- [What you are asked to do]: Copy each line exactly.

- [Data rows]:
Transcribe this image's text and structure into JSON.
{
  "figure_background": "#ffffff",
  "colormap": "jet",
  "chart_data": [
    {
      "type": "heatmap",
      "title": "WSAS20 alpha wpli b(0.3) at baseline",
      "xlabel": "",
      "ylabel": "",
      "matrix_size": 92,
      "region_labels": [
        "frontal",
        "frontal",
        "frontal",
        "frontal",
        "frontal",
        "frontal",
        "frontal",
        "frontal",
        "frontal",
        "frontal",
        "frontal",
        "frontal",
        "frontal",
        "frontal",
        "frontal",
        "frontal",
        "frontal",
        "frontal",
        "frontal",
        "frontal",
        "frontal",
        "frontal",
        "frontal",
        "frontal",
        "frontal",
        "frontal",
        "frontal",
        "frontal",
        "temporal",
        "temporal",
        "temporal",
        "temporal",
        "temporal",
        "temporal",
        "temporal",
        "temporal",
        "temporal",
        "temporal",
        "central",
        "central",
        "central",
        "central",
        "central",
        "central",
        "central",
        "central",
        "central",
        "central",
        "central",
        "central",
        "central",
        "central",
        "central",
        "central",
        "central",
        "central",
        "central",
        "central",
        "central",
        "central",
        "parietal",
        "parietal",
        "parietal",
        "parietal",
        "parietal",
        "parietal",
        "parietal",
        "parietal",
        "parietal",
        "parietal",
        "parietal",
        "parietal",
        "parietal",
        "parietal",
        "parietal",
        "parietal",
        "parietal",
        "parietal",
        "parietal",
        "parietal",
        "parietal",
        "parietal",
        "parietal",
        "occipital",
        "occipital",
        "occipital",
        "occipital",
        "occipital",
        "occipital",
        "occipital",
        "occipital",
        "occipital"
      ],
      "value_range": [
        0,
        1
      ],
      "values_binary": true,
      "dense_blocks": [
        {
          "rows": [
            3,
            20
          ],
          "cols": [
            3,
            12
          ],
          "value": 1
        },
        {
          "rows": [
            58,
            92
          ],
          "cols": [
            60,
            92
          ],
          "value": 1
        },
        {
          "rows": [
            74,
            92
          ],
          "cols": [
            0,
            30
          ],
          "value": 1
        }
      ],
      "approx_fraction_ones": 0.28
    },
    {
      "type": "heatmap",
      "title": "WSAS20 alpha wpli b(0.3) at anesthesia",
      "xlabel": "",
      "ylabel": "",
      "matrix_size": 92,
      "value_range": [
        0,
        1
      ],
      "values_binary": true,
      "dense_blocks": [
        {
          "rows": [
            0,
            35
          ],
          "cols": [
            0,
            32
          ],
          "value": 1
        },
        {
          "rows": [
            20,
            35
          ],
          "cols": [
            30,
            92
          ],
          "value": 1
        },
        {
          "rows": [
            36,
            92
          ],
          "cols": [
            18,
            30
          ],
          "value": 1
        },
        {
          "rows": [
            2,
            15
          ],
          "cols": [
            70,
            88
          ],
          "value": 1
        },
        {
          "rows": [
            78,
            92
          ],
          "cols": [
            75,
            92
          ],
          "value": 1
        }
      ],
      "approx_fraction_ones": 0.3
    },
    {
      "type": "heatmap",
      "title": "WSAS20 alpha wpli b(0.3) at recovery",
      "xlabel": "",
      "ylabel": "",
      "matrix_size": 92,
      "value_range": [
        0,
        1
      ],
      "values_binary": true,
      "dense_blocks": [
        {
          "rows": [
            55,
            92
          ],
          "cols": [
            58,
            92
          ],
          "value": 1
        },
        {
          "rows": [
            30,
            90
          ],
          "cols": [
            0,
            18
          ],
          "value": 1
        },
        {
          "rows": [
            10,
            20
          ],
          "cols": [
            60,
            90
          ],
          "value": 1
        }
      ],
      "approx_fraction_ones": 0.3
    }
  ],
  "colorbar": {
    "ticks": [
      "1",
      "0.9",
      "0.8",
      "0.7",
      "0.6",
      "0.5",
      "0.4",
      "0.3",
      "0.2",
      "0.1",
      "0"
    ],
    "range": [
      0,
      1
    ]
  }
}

- [Answer to this exercise]:
Transcribe this image's text and structure into JSON.
{
  "figure_background": "#ffffff",
  "colormap": "jet",
  "chart_data": [
    {
      "type": "heatmap",
      "title": "WSAS20 alpha wpli b(0.3) at baseline",
      "xlabel": "",
      "ylabel": "",
      "matrix_size": 92,
      "region_labels": [
        "frontal",
        "frontal",
        "frontal",
        "frontal",
        "frontal",
        "frontal",
        "frontal",
        "frontal",
        "frontal",
        "frontal",
        "frontal",
        "frontal",
        "frontal",
        "frontal",
        "frontal",
        "frontal",
        "frontal",
        "frontal",
        "frontal",
        "frontal",
        "frontal",
        "frontal",
        "frontal",
        "frontal",
        "frontal",
        "frontal",
        "frontal",
        "frontal",
        "temporal",
        "temporal",
        "temporal",
        "temporal",
        "temporal",
        "temporal",
        "temporal",
        "temporal",
        "temporal",
        "temporal",
        "central",
        "central",
        "central",
        "central",
        "central",
        "central",
        "central",
        "central",
        "central",
        "central",
        "central",
        "central",
        "central",
        "central",
        "central",
        "central",
        "central",
        "central",
        "central",
        "central",
        "central",
        "central",
        "parietal",
        "parietal",
        "parietal",
        "parietal",
        "parietal",
        "parietal",
        "parietal",
        "parietal",
        "parietal",
        "parietal",
        "parietal",
        "parietal",
        "parietal",
        "parietal",
        "parietal",
        "parietal",
        "parietal",
        "parietal",
        "parietal",
        "parietal",
        "parietal",
        "parietal",
        "parietal",
        "occipital",
        "occipital",
        "occipital",
        "occipital",
        "occipital",
        "occipital",
        "occipital",
        "occipital",
        "occipital"
      ],
      "value_range": [
        0,
        1
      ],
      "values_binary": true,
      "dense_blocks": [
        {
          "rows": [
            3,
            20
          ],
          "cols": [
            3,
            12
          ],
          "value": 1
        },
        {
          "rows": [
            58,
            92
          ],
          "cols": [
            60,
            92
          ],
          "value": 1
        },
        {
          "rows": [
            74,
            92
          ],
          "cols": [
            0,
            30
          ],
          "value": 1
        }
      ],
      "approx_fraction_ones": 0.28
    },
    {
      "type": "heatmap",
      "title": "WSAS20 alpha wpli b(0.3) at anesthesia",
      "xlabel": "",
      "ylabel": "",
      "matrix_size": 92,
      "value_range": [
        0,
        1
      ],
      "values_binary": true,
      "dense_blocks": [
        {
          "rows": [
            0,
            35
          ],
          "cols": [
            0,
            32
          ],
          "value": 1
        },
        {
          "rows": [
            20,
            35
          ],
          "cols": [
            30,
            92
          ],
          "value": 1
        },
        {
          "rows": [
            36,
            92
          ],
          "cols": [
            18,
            30
          ],
          "value": 1
        },
        {
          "rows": [
            2,
            15
          ],
          "cols": [
            70,
            88
          ],
          "value": 1
        },
        {
          "rows": [
            78,
            92
          ],
          "cols": [
            75,
            92
          ],
          "value": 1
        }
      ],
      "approx_fraction_ones": 0.3
    },
    {
      "type": "heatmap",
      "title": "WSAS20 alpha wpli b(0.3) at recovery",
      "xlabel": "",
      "ylabel": "",
      "matrix_size": 92,
      "value_range": [
        0,
        1
      ],
      "values_binary": true,
      "dense_blocks": [
        {
          "rows": [
            55,
            92
          ],
          "cols": [
            58,
            92
          ],
          "value": 1
        },
        {
          "rows": [
            30,
            90
          ],
          "cols": [
            0,
            18
          ],
          "value": 1
        },
        {
          "rows": [
            10,
            20
          ],
          "cols": [
            60,
            90
          ],
          "value": 1
        }
      ],
      "approx_fraction_ones": 0.3
    }
  ],
  "colorbar": {
    "ticks": [
      "1",
      "0.9",
      "0.8",
      "0.7",
      "0.6",
      "0.5",
      "0.4",
      "0.3",
      "0.2",
      "0.1",
      "0"
    ],
    "range": [
      0,
      1
    ]
  }
}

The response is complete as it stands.